╔══

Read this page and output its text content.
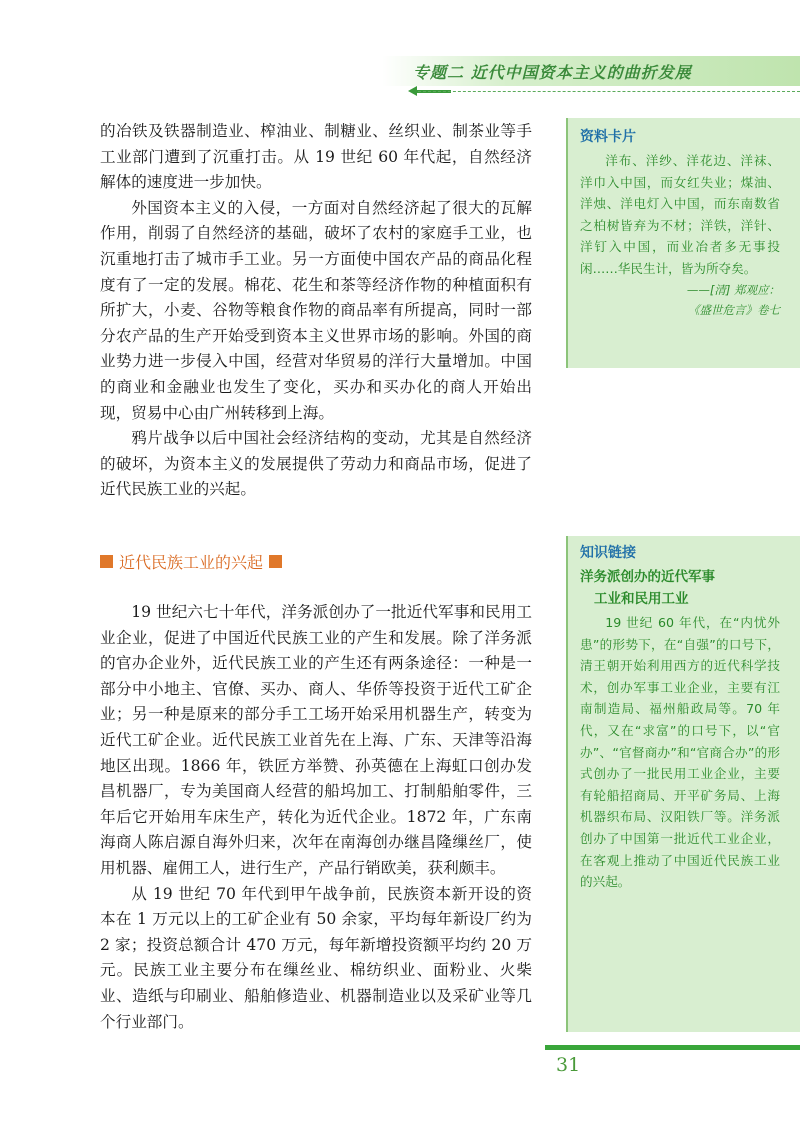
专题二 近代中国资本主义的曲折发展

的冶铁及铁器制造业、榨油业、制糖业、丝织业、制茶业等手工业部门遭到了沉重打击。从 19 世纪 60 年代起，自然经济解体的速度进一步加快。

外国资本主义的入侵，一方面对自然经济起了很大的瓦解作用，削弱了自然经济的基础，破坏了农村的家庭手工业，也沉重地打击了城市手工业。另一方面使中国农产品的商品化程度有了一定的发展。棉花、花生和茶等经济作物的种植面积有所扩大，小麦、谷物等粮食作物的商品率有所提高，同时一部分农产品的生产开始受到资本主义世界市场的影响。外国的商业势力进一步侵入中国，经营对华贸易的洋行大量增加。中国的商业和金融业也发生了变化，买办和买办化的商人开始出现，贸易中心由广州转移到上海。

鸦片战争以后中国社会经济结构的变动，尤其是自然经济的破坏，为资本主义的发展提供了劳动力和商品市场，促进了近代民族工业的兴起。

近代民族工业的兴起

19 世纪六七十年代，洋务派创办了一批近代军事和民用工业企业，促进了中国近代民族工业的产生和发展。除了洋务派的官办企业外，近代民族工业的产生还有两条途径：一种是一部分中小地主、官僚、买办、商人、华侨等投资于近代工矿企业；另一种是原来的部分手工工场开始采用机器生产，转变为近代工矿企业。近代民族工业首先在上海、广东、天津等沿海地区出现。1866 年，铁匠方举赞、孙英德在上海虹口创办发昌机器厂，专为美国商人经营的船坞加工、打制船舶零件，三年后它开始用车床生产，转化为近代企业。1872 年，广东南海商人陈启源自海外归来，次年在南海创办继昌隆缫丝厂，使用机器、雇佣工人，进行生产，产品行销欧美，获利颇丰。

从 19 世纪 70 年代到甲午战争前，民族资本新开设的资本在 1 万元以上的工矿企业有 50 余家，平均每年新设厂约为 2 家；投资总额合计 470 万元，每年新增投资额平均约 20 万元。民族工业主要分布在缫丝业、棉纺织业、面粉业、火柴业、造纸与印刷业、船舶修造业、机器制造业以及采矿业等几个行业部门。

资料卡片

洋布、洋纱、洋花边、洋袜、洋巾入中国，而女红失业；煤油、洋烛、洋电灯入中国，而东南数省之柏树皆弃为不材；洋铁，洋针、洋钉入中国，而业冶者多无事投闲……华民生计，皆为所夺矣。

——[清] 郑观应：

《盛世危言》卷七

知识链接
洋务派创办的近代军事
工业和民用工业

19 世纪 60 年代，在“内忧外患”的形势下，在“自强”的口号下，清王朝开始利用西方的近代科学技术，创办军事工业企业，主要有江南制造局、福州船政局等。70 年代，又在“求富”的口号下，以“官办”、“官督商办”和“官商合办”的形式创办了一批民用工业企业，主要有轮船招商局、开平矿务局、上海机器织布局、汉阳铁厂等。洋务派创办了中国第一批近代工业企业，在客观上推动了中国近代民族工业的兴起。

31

╚══
╔══

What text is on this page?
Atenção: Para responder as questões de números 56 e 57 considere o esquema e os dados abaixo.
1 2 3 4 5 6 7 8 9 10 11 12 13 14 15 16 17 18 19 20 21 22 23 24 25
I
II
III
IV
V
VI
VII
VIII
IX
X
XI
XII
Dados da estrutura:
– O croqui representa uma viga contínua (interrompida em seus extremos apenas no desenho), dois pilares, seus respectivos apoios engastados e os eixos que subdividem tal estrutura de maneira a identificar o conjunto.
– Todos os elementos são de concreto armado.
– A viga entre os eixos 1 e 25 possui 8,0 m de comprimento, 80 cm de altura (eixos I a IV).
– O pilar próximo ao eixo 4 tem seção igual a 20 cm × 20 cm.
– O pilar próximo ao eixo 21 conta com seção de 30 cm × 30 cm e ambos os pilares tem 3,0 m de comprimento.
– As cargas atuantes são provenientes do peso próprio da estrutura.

╚══
╔══

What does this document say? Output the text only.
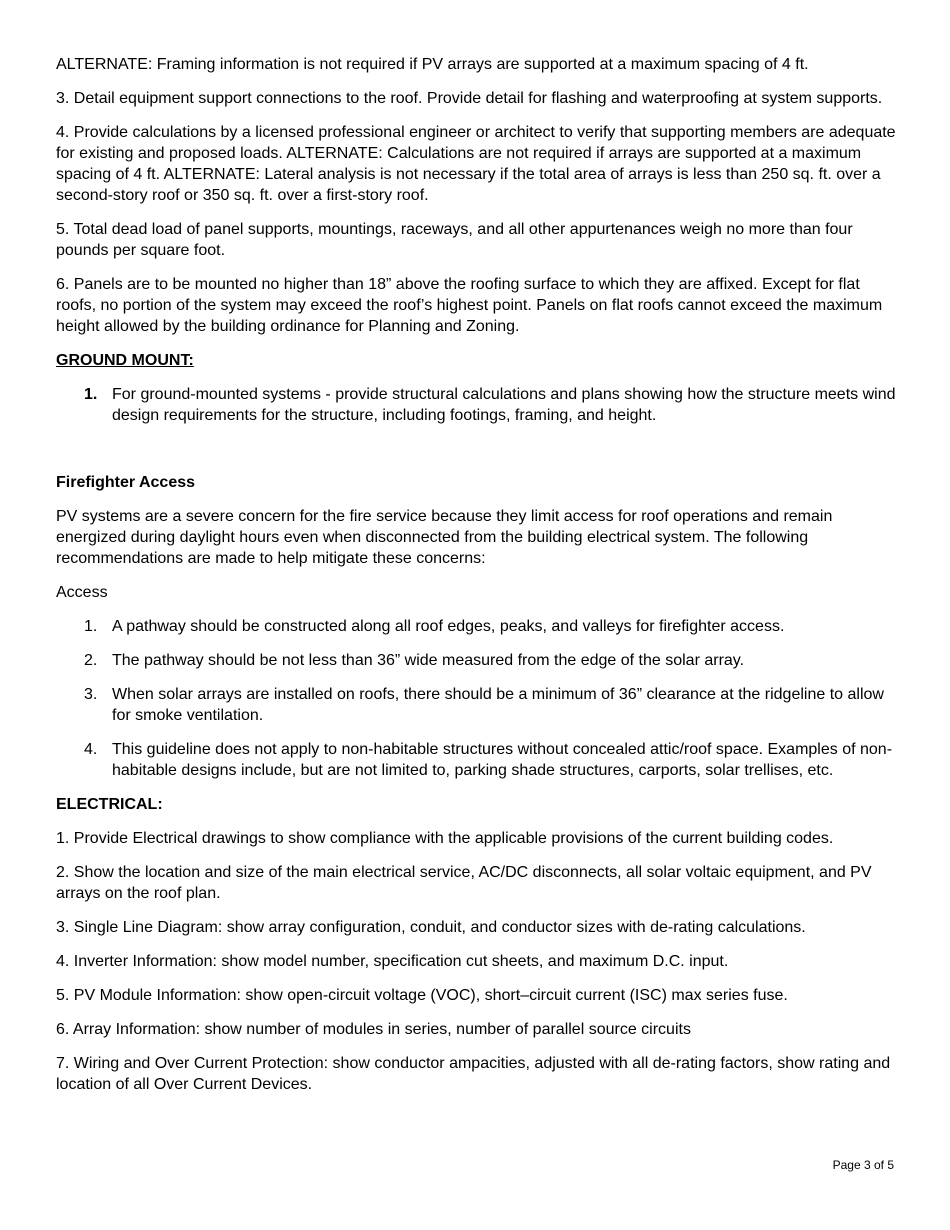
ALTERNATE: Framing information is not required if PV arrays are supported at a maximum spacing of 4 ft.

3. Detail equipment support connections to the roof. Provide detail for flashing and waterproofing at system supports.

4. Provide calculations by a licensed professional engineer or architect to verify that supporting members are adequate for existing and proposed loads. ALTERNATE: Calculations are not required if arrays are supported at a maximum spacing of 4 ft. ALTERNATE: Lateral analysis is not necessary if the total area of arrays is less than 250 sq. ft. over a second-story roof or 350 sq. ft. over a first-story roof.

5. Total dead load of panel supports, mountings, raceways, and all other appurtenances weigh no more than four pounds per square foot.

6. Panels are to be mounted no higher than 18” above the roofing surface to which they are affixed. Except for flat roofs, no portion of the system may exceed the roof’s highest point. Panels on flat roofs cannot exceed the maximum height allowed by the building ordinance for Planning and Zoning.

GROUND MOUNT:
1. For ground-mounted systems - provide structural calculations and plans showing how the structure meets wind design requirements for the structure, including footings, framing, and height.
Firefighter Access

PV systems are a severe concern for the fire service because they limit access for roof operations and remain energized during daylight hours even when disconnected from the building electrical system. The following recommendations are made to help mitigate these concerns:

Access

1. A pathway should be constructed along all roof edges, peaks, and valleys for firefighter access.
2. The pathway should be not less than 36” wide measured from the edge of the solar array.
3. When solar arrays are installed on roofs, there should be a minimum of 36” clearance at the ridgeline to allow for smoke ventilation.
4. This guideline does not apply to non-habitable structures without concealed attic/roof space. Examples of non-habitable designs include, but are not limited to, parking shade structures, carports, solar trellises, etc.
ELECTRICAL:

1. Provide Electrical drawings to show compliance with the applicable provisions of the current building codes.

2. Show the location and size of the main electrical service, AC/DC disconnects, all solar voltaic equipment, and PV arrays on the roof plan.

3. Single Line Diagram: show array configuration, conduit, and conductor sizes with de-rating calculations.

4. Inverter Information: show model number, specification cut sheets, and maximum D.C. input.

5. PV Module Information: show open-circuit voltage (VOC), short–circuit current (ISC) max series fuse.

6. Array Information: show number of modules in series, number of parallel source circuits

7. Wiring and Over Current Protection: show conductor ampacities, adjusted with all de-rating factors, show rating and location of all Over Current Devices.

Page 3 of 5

╚══

- _EXERCISE BRIEF_: Using the listing, collect all lines in which the string "text" is found.

- _SOLVED EXERCISE_:
Read this page and output its text content.
What text is on this page?
What does this document say? Output the text only.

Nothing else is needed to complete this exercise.